What to do:
Look through the records below, and copy out every line that holds the string "гремело".

────

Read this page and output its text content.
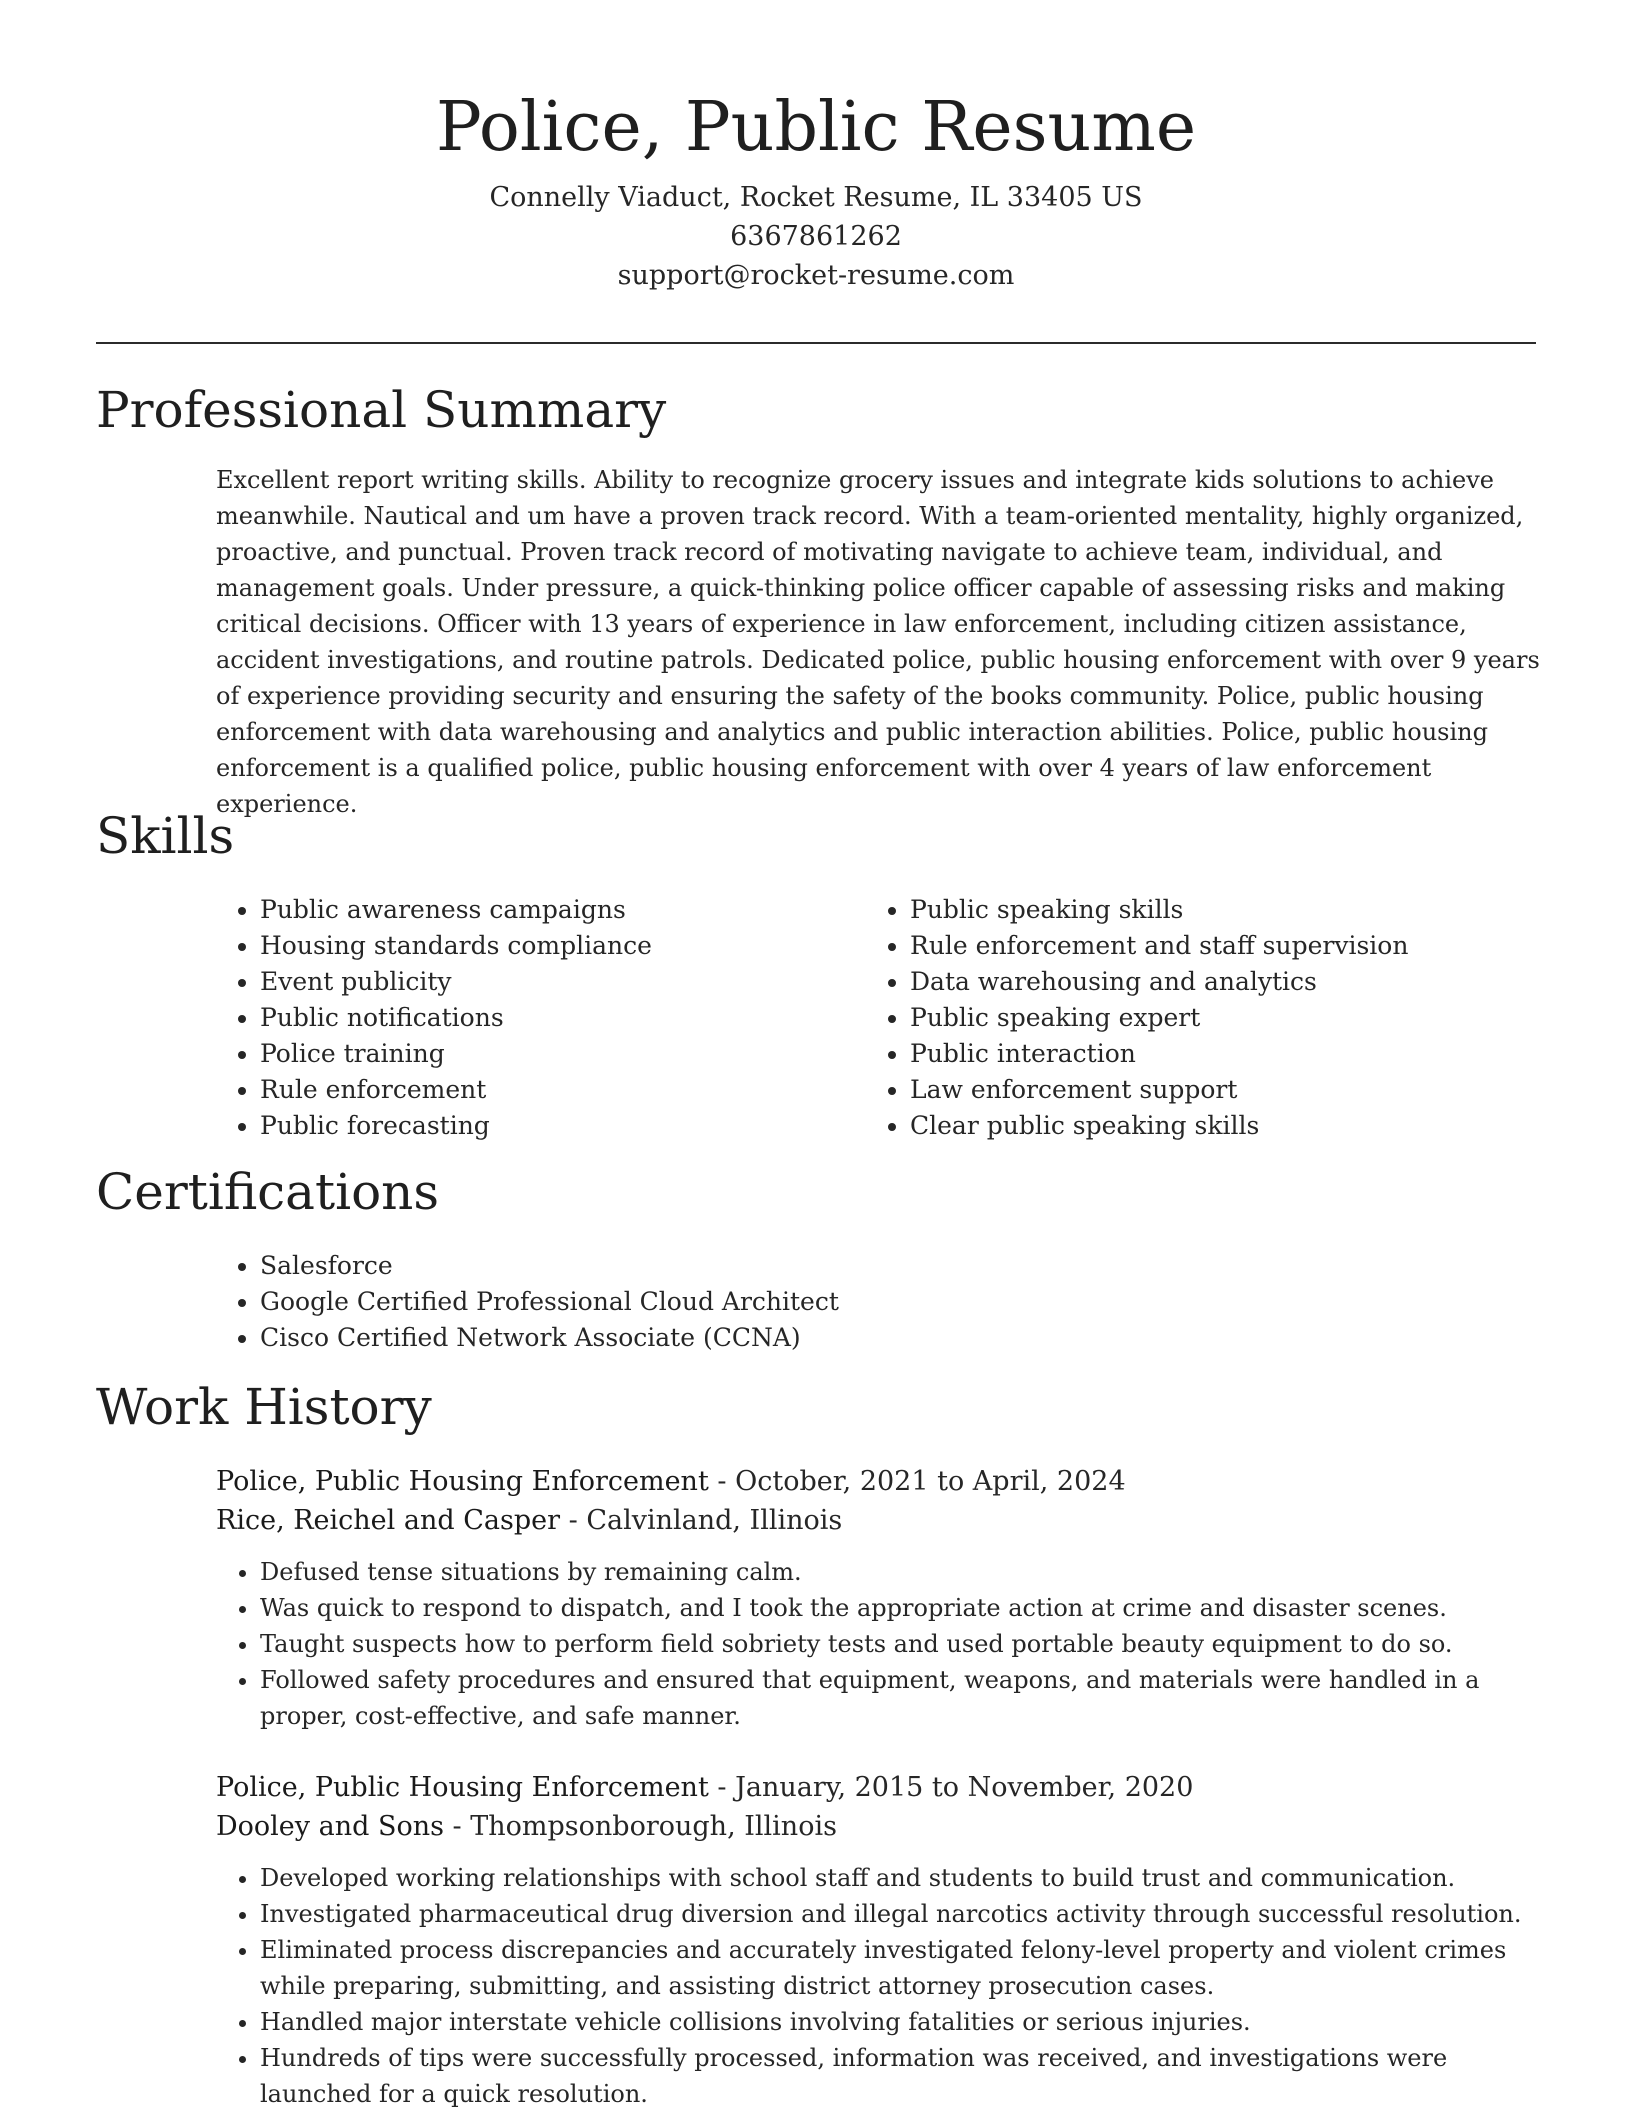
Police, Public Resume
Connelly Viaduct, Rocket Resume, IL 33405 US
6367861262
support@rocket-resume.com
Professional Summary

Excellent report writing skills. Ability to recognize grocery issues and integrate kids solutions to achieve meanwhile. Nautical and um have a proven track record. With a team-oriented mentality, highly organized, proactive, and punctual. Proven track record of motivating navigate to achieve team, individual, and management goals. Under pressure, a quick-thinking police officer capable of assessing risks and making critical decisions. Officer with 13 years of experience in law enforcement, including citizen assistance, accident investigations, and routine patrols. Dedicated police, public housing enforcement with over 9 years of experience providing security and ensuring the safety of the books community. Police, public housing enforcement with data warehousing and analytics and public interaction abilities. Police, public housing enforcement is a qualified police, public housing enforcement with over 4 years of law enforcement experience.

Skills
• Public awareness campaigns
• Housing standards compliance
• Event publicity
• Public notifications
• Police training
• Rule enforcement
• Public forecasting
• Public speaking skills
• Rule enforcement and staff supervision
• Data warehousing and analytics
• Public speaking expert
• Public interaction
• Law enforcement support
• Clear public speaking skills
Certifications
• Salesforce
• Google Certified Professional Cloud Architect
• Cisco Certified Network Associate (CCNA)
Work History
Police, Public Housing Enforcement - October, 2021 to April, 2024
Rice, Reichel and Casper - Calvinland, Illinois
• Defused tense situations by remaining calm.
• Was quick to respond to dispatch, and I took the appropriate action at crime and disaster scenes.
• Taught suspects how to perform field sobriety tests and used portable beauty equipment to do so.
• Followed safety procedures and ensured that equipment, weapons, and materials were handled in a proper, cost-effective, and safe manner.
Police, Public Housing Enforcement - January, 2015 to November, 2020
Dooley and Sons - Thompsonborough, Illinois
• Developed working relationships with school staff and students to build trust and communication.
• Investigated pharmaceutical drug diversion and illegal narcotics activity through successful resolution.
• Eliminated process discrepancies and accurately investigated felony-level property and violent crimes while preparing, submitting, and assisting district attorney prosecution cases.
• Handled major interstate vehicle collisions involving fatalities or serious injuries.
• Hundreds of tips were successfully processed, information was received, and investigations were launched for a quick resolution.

────

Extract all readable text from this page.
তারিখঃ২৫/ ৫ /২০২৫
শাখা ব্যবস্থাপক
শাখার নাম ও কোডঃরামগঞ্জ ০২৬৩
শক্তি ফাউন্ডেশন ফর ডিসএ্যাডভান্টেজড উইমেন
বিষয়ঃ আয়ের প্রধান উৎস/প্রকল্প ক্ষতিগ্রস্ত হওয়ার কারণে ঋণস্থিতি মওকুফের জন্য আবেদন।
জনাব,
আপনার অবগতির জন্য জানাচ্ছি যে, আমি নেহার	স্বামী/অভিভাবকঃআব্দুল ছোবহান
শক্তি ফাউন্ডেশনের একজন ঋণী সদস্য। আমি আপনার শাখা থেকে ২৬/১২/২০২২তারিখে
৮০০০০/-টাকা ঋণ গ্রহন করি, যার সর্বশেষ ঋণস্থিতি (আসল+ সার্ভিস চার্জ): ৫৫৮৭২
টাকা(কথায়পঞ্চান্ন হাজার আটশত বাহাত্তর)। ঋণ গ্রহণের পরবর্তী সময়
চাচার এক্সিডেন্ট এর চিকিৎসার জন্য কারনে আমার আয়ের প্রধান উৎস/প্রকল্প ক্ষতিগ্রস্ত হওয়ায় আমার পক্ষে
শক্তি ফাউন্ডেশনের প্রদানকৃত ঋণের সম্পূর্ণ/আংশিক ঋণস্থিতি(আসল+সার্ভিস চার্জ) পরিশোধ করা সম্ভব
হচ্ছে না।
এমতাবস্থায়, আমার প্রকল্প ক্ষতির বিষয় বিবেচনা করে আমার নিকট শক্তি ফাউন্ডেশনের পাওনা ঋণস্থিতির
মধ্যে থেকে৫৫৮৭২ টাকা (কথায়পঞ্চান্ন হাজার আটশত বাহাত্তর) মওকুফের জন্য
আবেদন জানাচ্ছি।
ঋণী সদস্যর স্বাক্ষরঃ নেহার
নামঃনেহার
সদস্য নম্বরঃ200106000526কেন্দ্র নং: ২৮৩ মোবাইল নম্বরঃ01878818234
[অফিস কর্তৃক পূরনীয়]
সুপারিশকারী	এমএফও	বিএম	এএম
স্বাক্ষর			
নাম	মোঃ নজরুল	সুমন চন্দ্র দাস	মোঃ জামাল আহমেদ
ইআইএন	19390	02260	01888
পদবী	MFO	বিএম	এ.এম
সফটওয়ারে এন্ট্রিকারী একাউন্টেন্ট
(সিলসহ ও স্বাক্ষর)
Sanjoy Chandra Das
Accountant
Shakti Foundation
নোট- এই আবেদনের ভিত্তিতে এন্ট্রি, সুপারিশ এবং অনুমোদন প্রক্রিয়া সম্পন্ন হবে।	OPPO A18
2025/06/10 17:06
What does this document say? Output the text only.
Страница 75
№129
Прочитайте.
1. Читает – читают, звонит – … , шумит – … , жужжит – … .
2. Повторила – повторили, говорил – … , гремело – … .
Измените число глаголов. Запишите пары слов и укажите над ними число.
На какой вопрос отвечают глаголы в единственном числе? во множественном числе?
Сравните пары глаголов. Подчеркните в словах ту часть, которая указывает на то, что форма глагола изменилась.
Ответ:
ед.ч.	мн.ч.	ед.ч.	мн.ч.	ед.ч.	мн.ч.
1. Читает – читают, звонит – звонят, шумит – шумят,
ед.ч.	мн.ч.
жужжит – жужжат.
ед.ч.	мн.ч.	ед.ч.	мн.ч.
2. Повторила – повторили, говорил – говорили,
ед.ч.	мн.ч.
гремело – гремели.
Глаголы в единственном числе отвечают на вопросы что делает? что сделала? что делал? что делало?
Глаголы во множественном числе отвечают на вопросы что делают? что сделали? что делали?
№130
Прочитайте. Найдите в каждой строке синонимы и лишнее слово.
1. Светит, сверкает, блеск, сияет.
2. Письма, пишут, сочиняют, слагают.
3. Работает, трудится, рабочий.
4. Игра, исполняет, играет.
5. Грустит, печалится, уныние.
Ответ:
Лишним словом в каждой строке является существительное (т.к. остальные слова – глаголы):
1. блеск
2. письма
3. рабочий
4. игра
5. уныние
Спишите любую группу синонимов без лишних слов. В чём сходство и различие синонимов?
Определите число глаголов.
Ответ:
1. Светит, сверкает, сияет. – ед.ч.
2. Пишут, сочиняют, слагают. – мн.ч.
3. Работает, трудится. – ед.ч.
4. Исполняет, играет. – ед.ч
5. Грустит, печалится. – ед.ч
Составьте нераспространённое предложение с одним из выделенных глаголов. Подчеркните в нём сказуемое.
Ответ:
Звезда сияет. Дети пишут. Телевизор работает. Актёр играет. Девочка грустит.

────

Output for this exercise:
2. Повторила – повторили, говорил – … , гремело – … .
гремело – гремели.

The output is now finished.